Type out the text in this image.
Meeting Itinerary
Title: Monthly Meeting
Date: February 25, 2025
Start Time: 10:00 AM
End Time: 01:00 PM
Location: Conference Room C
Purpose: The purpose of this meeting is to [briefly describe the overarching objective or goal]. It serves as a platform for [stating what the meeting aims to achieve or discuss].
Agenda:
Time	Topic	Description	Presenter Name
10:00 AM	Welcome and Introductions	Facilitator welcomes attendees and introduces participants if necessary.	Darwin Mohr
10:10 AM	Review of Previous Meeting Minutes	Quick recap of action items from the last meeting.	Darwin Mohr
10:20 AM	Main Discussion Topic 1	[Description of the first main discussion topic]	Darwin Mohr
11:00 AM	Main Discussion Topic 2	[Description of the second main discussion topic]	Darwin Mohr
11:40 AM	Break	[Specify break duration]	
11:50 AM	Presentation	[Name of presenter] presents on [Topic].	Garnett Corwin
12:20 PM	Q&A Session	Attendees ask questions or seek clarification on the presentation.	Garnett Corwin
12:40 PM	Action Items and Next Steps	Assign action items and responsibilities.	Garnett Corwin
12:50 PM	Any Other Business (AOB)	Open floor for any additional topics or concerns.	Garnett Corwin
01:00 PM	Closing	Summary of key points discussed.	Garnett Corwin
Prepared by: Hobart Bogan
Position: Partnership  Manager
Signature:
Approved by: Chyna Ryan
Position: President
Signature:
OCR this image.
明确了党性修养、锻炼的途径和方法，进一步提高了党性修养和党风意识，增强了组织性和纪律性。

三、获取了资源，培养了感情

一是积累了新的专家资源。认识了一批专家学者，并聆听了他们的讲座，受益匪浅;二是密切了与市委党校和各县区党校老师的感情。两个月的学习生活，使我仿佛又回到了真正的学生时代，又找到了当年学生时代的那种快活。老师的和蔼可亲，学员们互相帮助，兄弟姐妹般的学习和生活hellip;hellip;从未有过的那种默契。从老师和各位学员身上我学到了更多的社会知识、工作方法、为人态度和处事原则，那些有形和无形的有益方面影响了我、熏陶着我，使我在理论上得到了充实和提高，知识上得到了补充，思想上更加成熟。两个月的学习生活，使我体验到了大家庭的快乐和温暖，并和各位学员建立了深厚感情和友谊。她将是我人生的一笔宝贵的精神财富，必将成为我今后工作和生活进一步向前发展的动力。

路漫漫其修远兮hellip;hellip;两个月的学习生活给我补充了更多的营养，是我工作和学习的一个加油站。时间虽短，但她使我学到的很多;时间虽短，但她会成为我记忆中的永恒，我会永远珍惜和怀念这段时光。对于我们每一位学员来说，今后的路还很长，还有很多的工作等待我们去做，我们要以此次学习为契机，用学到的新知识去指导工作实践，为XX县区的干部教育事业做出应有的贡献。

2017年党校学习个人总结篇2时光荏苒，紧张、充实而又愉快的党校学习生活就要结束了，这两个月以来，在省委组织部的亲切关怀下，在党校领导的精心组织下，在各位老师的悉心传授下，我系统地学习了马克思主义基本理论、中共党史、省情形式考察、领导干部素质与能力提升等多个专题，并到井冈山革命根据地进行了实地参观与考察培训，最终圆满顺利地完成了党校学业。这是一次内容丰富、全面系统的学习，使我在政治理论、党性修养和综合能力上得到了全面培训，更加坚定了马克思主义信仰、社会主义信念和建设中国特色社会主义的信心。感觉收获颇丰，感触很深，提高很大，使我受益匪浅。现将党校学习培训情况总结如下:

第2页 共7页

------------------------------------

### Stated exercise
Return the lines above, from the one containing "OCR this image." to the end, exactly as they stand.

### Response to the exercise
OCR this image.
明确了党性修养、锻炼的途径和方法，进一步提高了党性修养和党风意识，增强了组织性和纪律性。

三、获取了资源，培养了感情

一是积累了新的专家资源。认识了一批专家学者，并聆听了他们的讲座，受益匪浅;二是密切了与市委党校和各县区党校老师的感情。两个月的学习生活，使我仿佛又回到了真正的学生时代，又找到了当年学生时代的那种快活。老师的和蔼可亲，学员们互相帮助，兄弟姐妹般的学习和生活hellip;hellip;从未有过的那种默契。从老师和各位学员身上我学到了更多的社会知识、工作方法、为人态度和处事原则，那些有形和无形的有益方面影响了我、熏陶着我，使我在理论上得到了充实和提高，知识上得到了补充，思想上更加成熟。两个月的学习生活，使我体验到了大家庭的快乐和温暖，并和各位学员建立了深厚感情和友谊。她将是我人生的一笔宝贵的精神财富，必将成为我今后工作和生活进一步向前发展的动力。

路漫漫其修远兮hellip;hellip;两个月的学习生活给我补充了更多的营养，是我工作和学习的一个加油站。时间虽短，但她使我学到的很多;时间虽短，但她会成为我记忆中的永恒，我会永远珍惜和怀念这段时光。对于我们每一位学员来说，今后的路还很长，还有很多的工作等待我们去做，我们要以此次学习为契机，用学到的新知识去指导工作实践，为XX县区的干部教育事业做出应有的贡献。

2017年党校学习个人总结篇2时光荏苒，紧张、充实而又愉快的党校学习生活就要结束了，这两个月以来，在省委组织部的亲切关怀下，在党校领导的精心组织下，在各位老师的悉心传授下，我系统地学习了马克思主义基本理论、中共党史、省情形式考察、领导干部素质与能力提升等多个专题，并到井冈山革命根据地进行了实地参观与考察培训，最终圆满顺利地完成了党校学业。这是一次内容丰富、全面系统的学习，使我在政治理论、党性修养和综合能力上得到了全面培训，更加坚定了马克思主义信仰、社会主义信念和建设中国特色社会主义的信心。感觉收获颇丰，感触很深，提高很大，使我受益匪浅。现将党校学习培训情况总结如下:

第2页 共7页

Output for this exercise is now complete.